Omofobia in Italia: nella Giornata Mondiale emerge una triste realtà

Giulia Vola

Il 17 marzo, Giornata contro l'omofobia, è l'occasione per fare il punto: mentre l'Italia non ha ancora una legge, il numero verde del Gay Center riceve 20mila chiamate l'anno.   

In Italia la legge contro l'omofobia giace in Commissione Giustizia dal 2013. © elina/123RF


C’è ben poco di cui andar fieri il 17 maggio, Giornata Internazionale contro le discriminazioni basate sull’orientamento e sull’identità di genere: mentre la legge contro l’omofobia fa la muffa in commissione Giustizia al Senato dal 2013, al numero verde (800 713 713) gestito dal Gay Center il telefono suona 20mila volte l’anno, quasi 55 al giorno. Duecentoventimila richieste di aiuto da quando è stato istituito, 11 anni or sono: “Dietro a questi numeri - spiega Fabrizio Marrazzo, portavoce del Gay Center - ci sono migliaia di storie: dai minori cacciati dalle loro stesse famiglie a professionisti che incontrano ancora oggi discriminazioni nei luoghi di lavoro”.

C’è il bullismo in tutte le sue espressioni, ci sono aggressioni fisiche e verbali, ci sono le violenze sessuali subite dalle lesbiche, ci sono gli esorcismiper guarire i malati” e ci sono perfino sequestri di persona: figli segregati in casa dai propri genitori, per lo più. Insomma, nonostante la legge sulle Unioni civili abbia sdoganato le coppie omosessuali, il cammino perché l’amore sia riconosciuto in tutte le sue manifestazioni è ancora lungo e tortuoso e l’omofobia ha tutti i tratti di un “moderno apartheid”.

# # #

Attività 1 >>
Elenca tutti i dati numerici che l'articolo sull'omofobia riferisce al numero verde gestito dal Gay Center.
Attività 2 >>
Rispondi in base all'articolo sull'omofobia:
(a) Da quale anno la legge contro l'omofobia è ferma in commissione Giustizia al Senato?
(b) Che ruolo ha Fabrizio Marrazzo nel Gay Center?
(c) Quale legge ha sdoganato le coppie omosessuali?
Attività 3 >>
Stampa il passo dell'articolo sull'omofobia che si apre con le parole contenenti "Giulia Vola" e si chiude con "20mila chiamate l'anno.".

# # #

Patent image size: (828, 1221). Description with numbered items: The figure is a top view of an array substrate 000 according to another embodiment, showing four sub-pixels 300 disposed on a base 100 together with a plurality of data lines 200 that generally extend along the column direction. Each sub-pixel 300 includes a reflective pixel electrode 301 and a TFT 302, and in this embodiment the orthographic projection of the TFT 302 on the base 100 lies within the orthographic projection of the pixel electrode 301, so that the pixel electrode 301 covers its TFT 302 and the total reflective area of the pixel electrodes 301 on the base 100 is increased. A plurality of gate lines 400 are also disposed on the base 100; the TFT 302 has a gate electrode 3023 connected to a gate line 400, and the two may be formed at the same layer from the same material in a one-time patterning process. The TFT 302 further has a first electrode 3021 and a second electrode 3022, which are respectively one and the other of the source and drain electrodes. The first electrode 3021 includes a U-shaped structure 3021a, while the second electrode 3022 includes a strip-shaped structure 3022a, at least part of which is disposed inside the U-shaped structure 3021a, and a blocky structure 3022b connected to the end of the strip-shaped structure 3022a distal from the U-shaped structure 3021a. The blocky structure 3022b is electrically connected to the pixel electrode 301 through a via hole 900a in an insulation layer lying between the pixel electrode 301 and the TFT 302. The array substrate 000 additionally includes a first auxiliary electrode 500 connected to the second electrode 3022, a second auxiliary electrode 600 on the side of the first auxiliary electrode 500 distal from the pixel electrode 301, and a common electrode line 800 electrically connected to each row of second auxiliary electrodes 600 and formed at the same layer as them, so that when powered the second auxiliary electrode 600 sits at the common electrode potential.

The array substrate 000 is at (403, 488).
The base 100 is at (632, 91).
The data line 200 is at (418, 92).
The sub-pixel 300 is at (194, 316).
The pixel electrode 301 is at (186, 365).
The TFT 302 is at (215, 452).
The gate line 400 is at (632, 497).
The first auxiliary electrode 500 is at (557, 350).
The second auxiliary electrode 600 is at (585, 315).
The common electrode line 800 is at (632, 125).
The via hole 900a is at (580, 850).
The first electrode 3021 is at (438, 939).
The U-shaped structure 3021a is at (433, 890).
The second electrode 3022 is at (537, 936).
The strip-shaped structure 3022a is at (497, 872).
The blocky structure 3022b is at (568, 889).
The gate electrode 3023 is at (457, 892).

# # #

Risposta finale 1 >>
- il numero 800 713 713
- 20mila chiamate l'anno
- quasi 55 chiamate al giorno
- duecentoventimila richieste di aiuto da quando è stato istituito
- istituito 11 anni or sono

Risposta finale 2 >>
(a) Dal 2013.
(b) È il portavoce.
(c) La legge sulle Unioni civili.

Risposta finale 3 >>
Giulia Vola

Il 17 marzo, Giornata contro l'omofobia, è l'occasione per fare il punto: mentre l'Italia non ha ancora una legge, il numero verde del Gay Center riceve 20mila chiamate l'anno.